[Data excerpts]
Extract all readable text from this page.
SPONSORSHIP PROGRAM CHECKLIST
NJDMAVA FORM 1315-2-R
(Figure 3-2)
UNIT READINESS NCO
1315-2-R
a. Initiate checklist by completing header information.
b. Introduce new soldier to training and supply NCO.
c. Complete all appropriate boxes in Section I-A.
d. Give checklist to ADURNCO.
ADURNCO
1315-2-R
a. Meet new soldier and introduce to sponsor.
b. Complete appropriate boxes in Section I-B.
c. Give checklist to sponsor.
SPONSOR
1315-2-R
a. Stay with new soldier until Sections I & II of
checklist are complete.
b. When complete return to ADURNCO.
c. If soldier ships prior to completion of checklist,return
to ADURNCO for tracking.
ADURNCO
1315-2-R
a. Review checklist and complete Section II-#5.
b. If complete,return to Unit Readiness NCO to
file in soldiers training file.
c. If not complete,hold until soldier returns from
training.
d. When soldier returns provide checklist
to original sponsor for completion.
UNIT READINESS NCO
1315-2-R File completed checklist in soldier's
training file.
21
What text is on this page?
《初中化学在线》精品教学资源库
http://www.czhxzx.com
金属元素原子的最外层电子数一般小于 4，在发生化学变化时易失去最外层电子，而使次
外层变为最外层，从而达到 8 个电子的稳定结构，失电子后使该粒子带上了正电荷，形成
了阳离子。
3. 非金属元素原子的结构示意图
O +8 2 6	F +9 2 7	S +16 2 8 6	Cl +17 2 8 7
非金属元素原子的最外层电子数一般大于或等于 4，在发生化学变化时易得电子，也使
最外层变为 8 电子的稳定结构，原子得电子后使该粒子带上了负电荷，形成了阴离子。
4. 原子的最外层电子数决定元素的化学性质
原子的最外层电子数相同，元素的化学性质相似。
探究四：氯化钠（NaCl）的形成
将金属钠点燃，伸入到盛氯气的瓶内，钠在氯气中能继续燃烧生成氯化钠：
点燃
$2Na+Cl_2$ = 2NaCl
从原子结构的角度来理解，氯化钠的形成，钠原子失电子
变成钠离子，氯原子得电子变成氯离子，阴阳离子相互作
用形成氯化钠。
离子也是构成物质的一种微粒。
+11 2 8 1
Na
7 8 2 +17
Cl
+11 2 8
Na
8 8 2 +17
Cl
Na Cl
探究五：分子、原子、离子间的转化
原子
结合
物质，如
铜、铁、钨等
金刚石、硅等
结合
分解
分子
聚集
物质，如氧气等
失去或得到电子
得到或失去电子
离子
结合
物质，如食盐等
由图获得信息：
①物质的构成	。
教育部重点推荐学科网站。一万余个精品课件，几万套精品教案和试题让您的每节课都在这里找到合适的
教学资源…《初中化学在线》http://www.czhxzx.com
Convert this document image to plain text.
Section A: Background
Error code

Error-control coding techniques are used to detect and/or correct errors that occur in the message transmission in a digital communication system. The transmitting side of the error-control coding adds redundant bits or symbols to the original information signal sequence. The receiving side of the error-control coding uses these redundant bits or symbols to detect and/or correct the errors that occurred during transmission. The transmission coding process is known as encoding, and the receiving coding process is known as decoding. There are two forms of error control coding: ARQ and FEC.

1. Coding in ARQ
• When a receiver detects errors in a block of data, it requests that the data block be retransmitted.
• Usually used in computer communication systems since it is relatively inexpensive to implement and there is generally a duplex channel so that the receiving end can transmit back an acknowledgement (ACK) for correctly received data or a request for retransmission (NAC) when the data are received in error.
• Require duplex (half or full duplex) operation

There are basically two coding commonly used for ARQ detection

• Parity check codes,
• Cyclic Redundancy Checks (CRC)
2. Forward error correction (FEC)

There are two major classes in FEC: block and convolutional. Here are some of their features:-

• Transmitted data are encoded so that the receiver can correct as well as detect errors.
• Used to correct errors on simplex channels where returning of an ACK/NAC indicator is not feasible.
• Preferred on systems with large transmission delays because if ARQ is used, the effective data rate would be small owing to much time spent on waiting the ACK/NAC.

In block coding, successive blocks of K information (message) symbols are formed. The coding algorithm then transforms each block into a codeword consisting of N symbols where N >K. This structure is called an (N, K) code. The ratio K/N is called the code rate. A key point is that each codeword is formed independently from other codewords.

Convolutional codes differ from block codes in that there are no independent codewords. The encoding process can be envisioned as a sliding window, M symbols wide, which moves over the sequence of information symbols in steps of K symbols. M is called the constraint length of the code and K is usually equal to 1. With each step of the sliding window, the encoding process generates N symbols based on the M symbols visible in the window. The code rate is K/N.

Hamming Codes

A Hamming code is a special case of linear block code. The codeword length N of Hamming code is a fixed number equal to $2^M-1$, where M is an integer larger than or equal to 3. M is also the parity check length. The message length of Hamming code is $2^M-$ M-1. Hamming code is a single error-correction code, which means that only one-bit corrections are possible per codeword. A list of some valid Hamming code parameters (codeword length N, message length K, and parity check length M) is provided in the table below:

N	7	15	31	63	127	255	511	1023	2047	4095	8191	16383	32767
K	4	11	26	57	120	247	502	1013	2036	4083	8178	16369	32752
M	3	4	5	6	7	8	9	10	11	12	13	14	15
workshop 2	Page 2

INSTRUCTIONS TO FOLLOW - Identify each line containing the string "receiver" and copy it out.

OUTPUT FOR THIS EXERCISE -
• When a receiver detects errors in a block of data, it requests that the data block be retransmitted.
• Transmitted data are encoded so that the receiver can correct as well as detect errors.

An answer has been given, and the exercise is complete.